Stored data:
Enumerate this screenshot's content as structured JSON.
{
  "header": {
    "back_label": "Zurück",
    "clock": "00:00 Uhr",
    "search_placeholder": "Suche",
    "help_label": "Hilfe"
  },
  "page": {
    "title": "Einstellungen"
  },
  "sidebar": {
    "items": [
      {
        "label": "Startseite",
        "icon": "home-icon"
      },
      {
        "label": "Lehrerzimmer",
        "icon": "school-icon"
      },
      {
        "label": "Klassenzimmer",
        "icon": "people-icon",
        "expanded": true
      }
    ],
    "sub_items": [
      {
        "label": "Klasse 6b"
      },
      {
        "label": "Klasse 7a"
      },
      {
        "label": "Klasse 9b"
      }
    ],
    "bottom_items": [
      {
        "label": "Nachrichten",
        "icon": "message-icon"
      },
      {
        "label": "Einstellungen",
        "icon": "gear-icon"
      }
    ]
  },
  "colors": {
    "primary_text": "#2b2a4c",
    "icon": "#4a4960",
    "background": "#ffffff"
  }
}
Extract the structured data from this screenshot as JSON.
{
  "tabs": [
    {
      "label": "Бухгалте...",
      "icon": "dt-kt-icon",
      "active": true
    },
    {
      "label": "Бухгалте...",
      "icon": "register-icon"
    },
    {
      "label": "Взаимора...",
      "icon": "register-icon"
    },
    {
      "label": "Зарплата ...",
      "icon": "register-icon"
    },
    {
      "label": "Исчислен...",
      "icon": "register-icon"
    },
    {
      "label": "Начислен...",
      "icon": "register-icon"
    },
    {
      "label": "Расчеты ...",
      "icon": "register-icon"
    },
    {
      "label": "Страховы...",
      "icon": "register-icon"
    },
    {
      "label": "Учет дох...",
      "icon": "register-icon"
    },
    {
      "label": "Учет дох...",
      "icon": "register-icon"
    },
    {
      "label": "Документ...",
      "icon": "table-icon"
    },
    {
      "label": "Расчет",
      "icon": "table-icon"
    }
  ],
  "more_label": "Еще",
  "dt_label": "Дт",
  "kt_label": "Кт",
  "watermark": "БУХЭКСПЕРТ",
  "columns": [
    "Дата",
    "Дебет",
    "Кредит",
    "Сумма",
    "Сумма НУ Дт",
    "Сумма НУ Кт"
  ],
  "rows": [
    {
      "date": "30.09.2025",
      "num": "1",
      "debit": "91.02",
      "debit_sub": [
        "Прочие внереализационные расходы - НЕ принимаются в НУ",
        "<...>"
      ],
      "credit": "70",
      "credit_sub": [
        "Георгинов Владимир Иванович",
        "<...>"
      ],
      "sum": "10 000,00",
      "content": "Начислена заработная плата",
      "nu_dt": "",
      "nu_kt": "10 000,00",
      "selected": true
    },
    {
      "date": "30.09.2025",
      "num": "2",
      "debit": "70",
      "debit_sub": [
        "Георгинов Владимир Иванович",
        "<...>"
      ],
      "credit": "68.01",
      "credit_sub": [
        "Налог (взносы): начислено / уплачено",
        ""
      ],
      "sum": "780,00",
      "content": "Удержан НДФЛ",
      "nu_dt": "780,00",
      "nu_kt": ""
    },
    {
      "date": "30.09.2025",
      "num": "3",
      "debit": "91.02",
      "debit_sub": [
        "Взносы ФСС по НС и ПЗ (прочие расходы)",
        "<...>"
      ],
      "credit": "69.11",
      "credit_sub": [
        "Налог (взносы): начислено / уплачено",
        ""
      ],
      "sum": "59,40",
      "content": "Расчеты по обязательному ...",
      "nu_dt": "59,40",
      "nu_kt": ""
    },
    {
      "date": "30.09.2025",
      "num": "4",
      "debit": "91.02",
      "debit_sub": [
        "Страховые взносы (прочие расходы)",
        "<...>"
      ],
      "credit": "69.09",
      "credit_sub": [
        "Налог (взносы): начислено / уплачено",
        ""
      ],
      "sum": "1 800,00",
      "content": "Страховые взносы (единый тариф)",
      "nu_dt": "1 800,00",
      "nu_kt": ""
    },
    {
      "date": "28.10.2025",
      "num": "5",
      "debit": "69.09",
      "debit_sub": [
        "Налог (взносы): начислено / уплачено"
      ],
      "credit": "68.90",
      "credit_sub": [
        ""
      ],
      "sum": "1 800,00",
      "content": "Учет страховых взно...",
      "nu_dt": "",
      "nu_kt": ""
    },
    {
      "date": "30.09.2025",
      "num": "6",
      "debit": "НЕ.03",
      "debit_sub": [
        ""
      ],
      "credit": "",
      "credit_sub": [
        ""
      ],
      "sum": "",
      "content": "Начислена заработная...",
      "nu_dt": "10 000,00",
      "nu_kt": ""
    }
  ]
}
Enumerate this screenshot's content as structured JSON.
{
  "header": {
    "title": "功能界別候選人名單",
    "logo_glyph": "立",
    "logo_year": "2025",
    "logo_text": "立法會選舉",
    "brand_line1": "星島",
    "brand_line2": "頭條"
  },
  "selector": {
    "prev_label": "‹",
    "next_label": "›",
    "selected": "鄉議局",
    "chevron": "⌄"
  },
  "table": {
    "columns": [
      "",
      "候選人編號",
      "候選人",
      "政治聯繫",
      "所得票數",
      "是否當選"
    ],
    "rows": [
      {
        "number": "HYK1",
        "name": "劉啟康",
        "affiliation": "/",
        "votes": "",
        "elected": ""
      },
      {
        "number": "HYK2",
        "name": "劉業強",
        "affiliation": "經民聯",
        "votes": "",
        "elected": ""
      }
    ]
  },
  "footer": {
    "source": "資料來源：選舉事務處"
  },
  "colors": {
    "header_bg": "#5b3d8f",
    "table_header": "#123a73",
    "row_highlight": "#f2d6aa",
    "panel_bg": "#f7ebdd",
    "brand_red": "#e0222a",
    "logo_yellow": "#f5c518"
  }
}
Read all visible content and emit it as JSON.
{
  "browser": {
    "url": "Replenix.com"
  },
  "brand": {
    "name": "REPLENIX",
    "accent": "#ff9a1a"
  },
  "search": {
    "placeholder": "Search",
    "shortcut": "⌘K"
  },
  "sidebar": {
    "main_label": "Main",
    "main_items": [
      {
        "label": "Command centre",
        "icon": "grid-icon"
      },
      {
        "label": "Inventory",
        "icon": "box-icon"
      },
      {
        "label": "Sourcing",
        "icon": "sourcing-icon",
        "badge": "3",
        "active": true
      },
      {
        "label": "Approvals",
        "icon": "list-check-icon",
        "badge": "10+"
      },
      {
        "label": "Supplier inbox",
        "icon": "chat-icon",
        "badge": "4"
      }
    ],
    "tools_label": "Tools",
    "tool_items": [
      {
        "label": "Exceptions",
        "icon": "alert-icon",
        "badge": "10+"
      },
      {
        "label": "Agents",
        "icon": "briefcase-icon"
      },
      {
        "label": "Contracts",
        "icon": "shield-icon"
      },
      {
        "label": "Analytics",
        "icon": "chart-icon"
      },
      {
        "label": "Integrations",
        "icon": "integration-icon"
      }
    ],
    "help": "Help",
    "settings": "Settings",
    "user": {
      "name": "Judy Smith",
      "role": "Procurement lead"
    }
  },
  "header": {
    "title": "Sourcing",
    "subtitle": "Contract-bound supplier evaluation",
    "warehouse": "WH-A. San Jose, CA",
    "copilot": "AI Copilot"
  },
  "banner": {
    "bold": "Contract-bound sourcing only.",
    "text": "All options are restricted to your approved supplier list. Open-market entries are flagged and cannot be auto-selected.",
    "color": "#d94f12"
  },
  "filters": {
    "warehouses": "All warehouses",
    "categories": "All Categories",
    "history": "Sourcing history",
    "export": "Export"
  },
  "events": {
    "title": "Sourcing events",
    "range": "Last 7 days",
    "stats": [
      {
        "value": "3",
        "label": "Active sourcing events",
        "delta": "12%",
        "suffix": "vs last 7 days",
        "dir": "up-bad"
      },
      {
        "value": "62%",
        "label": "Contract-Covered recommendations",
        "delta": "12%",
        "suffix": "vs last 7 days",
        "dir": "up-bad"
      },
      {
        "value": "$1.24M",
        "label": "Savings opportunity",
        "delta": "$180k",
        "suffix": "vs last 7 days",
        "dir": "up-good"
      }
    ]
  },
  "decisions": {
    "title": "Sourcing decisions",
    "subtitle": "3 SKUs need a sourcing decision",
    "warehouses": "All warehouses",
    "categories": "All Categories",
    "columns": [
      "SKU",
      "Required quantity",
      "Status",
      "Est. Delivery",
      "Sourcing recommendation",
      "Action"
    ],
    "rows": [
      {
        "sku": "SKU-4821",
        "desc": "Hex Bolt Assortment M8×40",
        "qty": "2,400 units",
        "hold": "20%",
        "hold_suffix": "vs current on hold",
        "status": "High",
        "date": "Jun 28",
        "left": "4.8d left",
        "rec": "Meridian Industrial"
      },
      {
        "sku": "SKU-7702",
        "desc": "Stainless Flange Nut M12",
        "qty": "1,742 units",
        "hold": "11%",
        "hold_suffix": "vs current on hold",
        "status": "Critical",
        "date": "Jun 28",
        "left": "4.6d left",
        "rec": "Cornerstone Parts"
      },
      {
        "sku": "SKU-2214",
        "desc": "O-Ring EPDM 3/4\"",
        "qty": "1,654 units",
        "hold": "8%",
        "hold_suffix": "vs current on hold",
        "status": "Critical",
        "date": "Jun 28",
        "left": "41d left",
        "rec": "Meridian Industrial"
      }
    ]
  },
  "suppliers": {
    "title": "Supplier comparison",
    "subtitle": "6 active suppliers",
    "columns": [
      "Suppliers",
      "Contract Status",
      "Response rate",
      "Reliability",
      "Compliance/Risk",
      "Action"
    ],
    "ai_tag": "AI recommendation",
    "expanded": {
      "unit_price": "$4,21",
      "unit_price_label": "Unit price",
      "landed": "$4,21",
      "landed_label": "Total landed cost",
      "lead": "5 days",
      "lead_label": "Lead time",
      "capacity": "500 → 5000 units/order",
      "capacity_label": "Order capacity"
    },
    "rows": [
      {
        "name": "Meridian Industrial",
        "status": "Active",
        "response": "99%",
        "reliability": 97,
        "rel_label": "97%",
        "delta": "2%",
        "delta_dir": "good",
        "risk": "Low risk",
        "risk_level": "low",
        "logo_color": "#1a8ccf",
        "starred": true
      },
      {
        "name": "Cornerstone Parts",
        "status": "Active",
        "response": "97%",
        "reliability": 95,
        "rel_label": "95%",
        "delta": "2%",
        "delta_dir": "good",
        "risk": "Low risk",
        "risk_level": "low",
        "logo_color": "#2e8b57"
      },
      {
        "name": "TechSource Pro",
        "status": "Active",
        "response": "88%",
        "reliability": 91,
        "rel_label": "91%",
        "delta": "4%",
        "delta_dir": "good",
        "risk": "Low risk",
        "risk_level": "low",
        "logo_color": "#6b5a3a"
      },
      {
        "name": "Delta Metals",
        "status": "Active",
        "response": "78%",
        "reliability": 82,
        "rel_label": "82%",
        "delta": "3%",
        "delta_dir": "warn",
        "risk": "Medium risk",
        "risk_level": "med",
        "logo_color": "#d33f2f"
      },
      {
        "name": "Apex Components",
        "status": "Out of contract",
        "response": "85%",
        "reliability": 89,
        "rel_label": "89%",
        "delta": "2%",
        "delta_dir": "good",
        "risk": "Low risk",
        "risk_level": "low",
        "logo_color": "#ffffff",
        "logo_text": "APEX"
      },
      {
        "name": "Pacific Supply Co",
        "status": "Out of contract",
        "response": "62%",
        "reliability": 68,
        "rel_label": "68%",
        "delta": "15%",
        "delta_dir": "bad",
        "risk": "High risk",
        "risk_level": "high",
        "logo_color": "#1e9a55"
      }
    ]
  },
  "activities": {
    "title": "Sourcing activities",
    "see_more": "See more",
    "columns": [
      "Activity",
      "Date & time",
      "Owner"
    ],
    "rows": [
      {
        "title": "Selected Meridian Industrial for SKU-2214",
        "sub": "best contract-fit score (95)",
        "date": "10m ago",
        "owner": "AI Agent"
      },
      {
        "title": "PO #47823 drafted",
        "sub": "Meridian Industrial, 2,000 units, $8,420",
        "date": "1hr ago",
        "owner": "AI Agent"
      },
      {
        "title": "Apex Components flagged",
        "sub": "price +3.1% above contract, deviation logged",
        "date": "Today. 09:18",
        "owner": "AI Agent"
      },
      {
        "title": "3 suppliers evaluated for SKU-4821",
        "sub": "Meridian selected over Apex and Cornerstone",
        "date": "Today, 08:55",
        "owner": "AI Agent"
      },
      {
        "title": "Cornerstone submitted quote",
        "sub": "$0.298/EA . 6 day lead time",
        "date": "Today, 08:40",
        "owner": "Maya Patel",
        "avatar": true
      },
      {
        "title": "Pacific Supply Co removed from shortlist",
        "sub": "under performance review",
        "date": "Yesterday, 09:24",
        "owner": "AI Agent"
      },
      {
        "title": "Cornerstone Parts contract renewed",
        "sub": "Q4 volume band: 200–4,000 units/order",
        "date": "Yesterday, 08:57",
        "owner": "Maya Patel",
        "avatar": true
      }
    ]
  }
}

REQUIRED WORK: Copy out all lines where the word "заработная" appears.

ANSWER TO THE EXERCISE:
      "content": "Начислена заработная плата",
      "content": "Начислена заработная...",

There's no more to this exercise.